(Exercise)
Read the records below. Copy each line where the string "pattern" occurs.
##### Given records
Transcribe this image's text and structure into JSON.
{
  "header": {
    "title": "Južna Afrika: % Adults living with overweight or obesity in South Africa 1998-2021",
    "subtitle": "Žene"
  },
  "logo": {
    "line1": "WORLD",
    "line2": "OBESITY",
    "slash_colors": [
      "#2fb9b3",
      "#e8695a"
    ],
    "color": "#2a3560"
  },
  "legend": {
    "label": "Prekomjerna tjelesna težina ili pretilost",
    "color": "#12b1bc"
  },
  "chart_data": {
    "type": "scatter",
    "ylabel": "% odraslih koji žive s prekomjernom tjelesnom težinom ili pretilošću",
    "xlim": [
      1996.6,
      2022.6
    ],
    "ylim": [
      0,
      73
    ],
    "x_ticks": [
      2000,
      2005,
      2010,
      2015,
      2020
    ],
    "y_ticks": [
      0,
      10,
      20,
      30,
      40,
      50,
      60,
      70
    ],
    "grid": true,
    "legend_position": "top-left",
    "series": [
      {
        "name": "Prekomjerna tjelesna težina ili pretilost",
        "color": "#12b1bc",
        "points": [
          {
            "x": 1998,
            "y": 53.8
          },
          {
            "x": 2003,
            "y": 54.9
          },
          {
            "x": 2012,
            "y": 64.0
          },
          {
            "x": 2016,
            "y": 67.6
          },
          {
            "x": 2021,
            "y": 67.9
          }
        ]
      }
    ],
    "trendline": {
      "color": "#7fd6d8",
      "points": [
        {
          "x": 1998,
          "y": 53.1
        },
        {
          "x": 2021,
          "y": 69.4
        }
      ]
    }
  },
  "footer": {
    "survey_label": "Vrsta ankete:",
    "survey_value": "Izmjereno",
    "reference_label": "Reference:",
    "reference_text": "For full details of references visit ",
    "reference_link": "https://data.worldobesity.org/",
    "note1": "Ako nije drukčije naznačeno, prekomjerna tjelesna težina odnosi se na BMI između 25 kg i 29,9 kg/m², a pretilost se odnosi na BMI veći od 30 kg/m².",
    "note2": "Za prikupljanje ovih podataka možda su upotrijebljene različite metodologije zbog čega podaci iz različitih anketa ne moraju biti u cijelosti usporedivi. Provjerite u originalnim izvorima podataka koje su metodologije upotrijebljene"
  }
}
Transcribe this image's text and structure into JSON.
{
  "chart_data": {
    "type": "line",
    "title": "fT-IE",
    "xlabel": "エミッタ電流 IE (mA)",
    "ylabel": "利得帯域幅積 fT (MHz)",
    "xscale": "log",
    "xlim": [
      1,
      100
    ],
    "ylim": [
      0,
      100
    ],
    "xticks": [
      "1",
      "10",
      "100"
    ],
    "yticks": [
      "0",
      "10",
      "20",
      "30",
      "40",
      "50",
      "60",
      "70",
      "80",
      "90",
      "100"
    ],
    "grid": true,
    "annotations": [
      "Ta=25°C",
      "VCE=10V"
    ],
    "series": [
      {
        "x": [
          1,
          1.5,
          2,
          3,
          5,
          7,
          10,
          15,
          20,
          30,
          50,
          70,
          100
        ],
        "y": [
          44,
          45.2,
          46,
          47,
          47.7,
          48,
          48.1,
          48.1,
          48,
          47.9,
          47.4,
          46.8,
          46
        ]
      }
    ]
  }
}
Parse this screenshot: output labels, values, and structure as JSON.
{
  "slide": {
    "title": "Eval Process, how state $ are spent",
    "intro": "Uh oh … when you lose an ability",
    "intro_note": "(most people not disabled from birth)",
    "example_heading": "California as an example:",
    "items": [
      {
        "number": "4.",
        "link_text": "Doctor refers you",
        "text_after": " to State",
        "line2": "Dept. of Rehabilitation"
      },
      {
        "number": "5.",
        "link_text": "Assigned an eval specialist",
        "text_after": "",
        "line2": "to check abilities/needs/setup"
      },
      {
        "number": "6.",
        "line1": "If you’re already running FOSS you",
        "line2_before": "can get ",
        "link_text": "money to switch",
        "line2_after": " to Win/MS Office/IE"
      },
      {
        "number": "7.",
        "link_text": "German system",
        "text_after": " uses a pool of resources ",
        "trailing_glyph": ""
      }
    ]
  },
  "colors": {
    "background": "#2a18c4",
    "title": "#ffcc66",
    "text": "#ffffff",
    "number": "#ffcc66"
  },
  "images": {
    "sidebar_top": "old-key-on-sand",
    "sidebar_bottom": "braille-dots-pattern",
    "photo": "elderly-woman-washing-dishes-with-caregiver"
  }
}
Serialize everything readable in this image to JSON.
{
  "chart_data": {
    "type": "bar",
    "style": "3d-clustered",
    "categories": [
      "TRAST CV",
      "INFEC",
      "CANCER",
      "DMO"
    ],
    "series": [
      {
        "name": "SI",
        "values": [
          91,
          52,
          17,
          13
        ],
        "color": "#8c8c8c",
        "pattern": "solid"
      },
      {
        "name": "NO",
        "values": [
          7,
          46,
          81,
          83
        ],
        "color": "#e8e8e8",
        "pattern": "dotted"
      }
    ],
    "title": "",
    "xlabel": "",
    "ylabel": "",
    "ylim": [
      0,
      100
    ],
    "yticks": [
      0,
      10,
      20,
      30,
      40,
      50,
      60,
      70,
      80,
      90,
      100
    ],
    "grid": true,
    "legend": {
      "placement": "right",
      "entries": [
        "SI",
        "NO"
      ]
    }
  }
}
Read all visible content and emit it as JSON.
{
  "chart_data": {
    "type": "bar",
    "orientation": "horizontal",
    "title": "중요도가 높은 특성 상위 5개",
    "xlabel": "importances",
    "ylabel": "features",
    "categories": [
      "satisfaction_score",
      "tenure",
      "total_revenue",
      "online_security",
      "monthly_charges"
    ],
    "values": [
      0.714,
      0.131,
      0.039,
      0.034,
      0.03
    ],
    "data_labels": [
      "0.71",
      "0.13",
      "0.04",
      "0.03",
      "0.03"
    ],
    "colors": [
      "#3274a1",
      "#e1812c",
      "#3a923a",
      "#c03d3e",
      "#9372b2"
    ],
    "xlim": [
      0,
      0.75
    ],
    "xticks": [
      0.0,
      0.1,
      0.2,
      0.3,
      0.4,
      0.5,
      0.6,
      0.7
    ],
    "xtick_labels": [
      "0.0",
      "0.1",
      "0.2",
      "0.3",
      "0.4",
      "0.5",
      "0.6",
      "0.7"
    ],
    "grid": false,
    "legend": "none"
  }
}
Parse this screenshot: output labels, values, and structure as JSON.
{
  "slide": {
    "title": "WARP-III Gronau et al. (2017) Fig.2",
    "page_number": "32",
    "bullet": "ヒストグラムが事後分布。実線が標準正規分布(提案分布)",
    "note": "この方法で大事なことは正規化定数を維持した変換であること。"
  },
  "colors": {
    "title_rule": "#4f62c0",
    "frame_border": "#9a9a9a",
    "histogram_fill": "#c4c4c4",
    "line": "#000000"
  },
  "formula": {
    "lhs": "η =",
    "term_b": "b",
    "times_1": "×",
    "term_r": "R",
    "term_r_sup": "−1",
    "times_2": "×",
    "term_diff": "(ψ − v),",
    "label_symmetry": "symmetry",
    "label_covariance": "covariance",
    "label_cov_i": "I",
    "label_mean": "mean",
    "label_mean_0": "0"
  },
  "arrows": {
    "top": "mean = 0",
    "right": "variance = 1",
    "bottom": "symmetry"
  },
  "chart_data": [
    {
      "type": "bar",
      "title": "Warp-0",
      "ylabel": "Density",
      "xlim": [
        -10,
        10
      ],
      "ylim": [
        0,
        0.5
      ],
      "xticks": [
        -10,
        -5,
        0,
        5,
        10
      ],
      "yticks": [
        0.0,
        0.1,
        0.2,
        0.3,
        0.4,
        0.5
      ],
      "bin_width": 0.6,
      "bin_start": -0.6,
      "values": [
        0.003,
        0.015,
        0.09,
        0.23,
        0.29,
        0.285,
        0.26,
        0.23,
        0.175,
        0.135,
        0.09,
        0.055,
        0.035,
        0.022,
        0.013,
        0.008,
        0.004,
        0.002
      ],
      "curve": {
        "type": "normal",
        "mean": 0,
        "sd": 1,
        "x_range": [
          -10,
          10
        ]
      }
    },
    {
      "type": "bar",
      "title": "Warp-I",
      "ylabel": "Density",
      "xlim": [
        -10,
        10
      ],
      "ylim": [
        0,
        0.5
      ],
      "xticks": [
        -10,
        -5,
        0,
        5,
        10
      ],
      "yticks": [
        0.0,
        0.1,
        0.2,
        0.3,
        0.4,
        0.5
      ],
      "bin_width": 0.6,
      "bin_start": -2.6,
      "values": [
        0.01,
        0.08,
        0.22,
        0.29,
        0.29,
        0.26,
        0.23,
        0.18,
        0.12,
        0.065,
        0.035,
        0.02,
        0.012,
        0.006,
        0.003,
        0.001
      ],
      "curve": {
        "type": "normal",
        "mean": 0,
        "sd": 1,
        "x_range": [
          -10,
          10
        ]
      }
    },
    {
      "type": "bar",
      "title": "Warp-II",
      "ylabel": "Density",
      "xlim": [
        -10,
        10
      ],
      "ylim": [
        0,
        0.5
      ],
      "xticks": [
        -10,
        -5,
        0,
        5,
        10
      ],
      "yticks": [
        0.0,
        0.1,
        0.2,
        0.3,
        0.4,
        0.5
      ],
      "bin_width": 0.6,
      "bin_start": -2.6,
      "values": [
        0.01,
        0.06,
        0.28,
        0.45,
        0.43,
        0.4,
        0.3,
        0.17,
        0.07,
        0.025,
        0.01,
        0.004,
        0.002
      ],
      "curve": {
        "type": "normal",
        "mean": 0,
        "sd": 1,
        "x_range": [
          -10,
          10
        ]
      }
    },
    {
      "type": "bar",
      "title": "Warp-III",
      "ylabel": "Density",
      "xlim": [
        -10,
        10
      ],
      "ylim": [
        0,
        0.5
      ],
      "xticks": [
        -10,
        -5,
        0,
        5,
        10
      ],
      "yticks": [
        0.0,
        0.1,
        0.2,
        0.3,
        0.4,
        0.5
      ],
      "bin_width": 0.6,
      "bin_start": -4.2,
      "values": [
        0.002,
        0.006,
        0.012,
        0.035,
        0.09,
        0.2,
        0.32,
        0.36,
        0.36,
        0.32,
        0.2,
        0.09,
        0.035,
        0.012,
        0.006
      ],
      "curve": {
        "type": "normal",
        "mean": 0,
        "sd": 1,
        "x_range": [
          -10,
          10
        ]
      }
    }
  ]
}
##########
(Response to the task)
    "sidebar_bottom": "braille-dots-pattern",
        "pattern": "solid"
        "pattern": "dotted"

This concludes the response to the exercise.